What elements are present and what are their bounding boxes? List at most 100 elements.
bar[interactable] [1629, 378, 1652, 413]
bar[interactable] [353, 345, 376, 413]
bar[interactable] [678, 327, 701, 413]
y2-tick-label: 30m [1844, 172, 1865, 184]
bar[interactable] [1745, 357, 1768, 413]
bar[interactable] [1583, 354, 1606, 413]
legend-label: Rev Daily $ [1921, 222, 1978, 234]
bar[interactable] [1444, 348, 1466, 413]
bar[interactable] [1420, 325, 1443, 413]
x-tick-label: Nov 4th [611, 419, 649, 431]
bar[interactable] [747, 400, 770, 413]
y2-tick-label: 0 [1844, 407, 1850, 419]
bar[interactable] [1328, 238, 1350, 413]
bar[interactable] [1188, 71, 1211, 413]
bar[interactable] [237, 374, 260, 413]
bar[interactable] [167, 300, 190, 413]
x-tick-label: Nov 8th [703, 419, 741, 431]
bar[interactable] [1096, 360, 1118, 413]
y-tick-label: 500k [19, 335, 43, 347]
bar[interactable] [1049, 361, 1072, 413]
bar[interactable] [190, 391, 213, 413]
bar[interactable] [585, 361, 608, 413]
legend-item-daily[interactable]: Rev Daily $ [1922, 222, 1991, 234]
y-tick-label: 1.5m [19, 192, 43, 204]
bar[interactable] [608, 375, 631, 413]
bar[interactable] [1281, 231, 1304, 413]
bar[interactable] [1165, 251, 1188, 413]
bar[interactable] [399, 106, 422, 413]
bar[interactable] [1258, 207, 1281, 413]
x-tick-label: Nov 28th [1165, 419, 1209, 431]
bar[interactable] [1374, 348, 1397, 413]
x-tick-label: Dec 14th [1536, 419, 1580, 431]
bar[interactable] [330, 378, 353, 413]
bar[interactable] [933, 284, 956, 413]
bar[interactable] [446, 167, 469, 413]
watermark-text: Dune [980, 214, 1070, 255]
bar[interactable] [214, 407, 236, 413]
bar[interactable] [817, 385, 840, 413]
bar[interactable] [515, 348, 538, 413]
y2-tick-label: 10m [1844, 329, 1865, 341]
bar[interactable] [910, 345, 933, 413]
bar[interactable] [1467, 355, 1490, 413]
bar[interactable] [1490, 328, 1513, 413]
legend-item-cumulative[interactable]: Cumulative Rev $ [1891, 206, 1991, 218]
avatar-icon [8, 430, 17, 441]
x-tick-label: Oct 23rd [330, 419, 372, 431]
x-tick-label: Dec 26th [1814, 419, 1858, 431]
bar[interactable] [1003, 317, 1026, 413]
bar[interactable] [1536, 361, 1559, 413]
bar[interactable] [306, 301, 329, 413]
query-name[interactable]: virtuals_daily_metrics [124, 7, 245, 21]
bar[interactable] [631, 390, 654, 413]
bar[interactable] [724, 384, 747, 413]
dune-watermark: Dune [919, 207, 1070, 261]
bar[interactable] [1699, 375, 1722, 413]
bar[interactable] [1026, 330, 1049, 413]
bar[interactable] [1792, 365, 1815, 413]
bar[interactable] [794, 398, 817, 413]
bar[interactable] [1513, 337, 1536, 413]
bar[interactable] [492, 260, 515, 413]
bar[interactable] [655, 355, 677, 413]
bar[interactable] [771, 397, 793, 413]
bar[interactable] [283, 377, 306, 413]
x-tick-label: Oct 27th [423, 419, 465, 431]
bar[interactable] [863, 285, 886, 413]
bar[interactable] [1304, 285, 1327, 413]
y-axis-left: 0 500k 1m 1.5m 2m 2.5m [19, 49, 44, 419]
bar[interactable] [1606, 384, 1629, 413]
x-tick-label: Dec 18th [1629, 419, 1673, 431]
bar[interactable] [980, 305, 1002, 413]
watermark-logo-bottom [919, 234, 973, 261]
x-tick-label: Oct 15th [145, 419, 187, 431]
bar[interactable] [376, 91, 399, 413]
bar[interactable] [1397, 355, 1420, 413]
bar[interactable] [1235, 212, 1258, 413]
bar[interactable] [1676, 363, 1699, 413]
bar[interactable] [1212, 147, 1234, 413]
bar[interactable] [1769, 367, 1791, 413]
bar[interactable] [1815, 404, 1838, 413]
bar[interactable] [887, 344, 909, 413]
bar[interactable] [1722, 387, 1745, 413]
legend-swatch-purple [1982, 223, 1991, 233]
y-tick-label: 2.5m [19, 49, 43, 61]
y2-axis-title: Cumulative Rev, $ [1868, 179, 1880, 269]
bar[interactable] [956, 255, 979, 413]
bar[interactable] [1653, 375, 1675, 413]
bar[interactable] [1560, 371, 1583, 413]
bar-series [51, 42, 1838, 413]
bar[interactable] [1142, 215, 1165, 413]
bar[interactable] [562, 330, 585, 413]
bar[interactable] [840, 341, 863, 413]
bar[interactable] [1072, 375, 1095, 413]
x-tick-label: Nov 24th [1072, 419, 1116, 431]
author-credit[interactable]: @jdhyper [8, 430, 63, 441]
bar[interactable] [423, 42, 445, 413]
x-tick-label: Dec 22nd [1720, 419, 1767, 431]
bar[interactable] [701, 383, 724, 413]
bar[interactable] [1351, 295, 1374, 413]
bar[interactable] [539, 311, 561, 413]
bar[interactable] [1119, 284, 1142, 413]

▬▬▬▬▬▬

BRIEF
Reproduce the items word for word, from the first line through the line that contains "bar[interactable] [1049, 361, 1072, 413]", with both ends included.

RESULT FOR THIS TASK
What elements are present and what are their bounding boxes? List at most 100 elements.
bar[interactable] [1629, 378, 1652, 413]
bar[interactable] [353, 345, 376, 413]
bar[interactable] [678, 327, 701, 413]
y2-tick-label: 30m [1844, 172, 1865, 184]
bar[interactable] [1745, 357, 1768, 413]
bar[interactable] [1583, 354, 1606, 413]
legend-label: Rev Daily $ [1921, 222, 1978, 234]
bar[interactable] [1444, 348, 1466, 413]
bar[interactable] [1420, 325, 1443, 413]
x-tick-label: Nov 4th [611, 419, 649, 431]
bar[interactable] [747, 400, 770, 413]
y2-tick-label: 0 [1844, 407, 1850, 419]
bar[interactable] [1328, 238, 1350, 413]
bar[interactable] [1188, 71, 1211, 413]
bar[interactable] [237, 374, 260, 413]
bar[interactable] [167, 300, 190, 413]
x-tick-label: Nov 8th [703, 419, 741, 431]
bar[interactable] [1096, 360, 1118, 413]
y-tick-label: 500k [19, 335, 43, 347]
bar[interactable] [1049, 361, 1072, 413]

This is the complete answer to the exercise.